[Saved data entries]
[START]
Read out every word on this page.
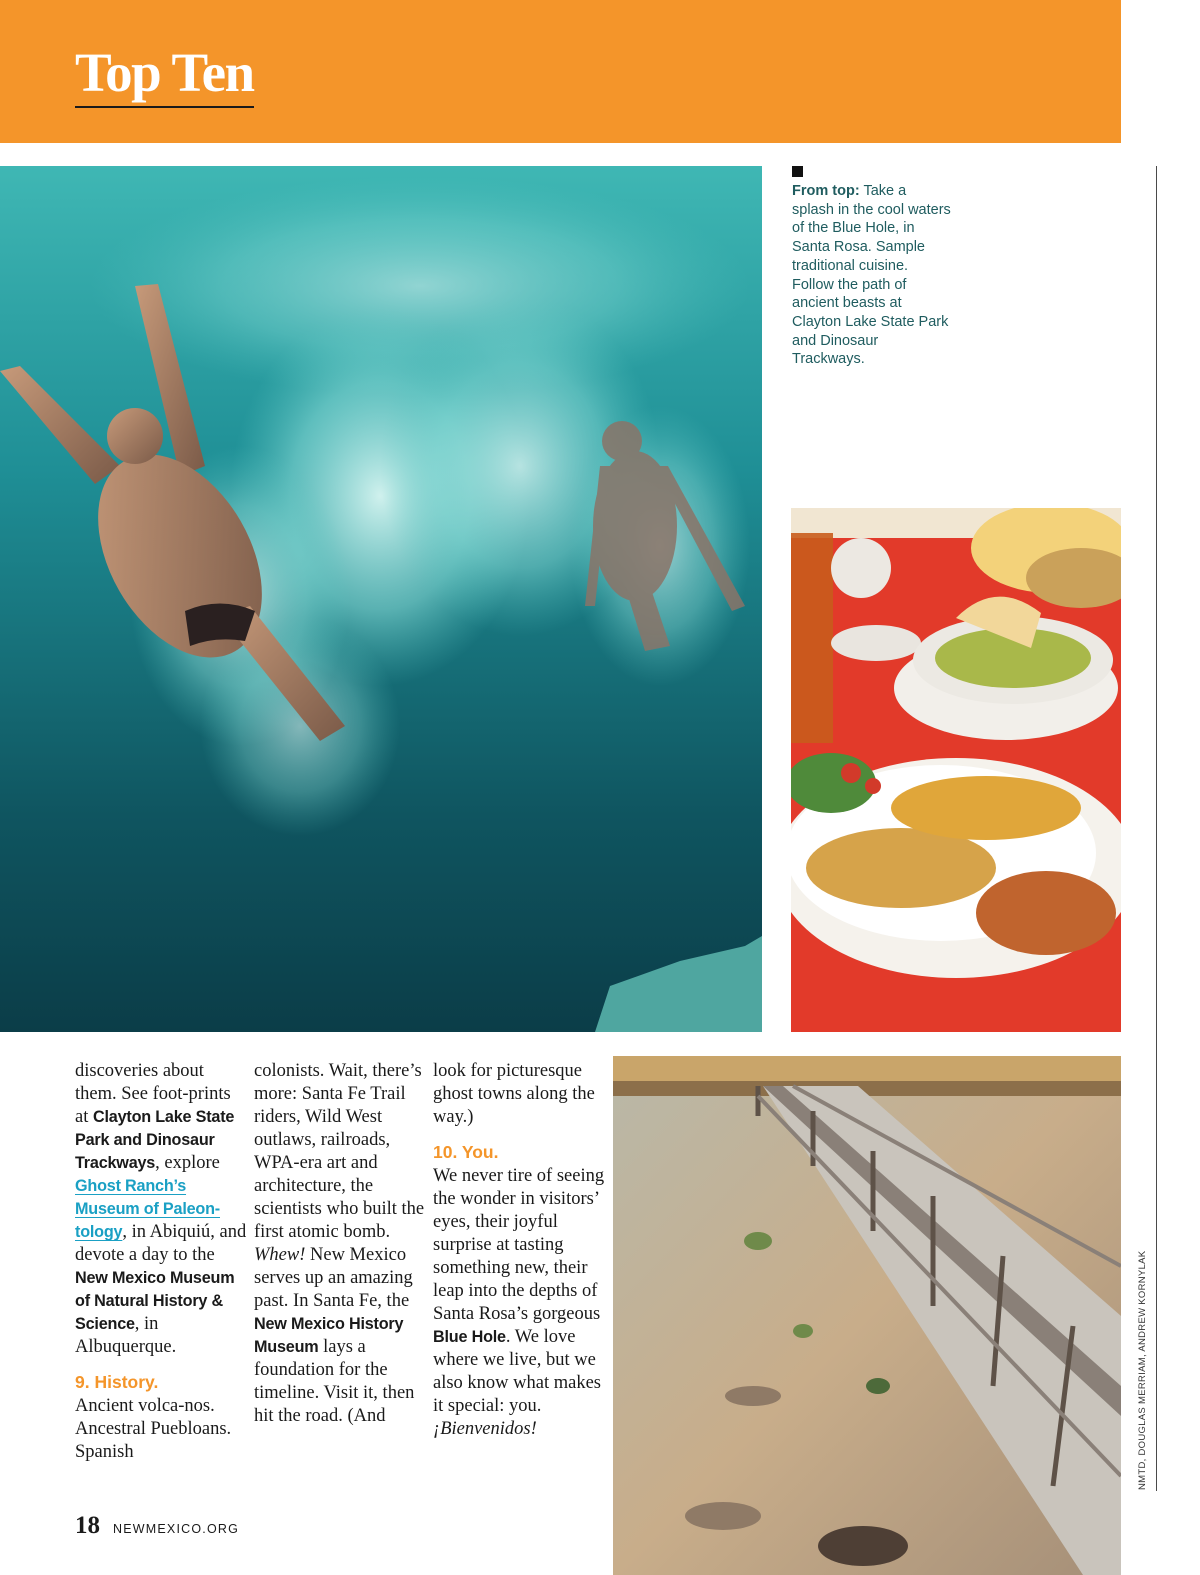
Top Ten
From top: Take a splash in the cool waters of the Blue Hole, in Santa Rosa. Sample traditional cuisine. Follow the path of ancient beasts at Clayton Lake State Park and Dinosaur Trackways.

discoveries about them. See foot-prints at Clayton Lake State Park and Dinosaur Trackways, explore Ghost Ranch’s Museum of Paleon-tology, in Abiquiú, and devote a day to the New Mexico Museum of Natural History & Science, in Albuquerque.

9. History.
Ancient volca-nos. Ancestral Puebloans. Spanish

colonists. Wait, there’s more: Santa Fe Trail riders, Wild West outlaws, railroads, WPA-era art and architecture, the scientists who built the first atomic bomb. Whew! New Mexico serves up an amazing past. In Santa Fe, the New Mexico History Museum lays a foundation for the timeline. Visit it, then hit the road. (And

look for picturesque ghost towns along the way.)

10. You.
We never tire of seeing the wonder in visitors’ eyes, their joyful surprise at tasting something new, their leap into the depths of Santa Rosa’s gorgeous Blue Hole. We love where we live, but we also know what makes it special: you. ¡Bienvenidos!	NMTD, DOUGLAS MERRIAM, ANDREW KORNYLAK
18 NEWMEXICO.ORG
[END]
[START]
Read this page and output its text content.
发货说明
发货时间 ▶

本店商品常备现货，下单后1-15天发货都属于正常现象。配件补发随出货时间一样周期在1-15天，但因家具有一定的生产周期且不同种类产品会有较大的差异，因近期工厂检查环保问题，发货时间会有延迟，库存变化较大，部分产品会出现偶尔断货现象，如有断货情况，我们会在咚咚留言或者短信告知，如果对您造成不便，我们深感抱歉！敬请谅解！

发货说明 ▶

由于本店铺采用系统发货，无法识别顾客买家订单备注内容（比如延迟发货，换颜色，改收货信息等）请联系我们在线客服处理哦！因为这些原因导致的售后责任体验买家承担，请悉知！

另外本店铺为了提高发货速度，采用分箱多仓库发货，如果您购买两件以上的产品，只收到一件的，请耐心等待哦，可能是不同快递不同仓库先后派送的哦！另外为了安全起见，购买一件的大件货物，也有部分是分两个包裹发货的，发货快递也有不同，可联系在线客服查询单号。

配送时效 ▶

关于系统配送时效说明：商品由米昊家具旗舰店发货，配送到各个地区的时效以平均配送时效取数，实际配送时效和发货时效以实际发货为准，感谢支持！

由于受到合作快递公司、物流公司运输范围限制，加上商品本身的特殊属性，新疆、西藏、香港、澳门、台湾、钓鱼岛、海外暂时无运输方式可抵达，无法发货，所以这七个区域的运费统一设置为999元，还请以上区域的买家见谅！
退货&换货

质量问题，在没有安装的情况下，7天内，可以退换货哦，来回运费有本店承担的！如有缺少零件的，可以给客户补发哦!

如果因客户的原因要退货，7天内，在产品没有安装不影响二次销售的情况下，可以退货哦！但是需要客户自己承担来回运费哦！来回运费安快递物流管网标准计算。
[END]
** WORK TO BE COMPLETED **
Show every line from the entries above in which "Clayton" appears.

** TASK ANSWER **
From top: Take a splash in the cool waters of the Blue Hole, in Santa Rosa. Sample traditional cuisine. Follow the path of ancient beasts at Clayton Lake State Park and Dinosaur Trackways.
discoveries about them. See foot-prints at Clayton Lake State Park and Dinosaur Trackways, explore Ghost Ranch’s Museum of Paleon-tology, in Abiquiú, and devote a day to the New Mexico Museum of Natural History & Science, in Albuquerque.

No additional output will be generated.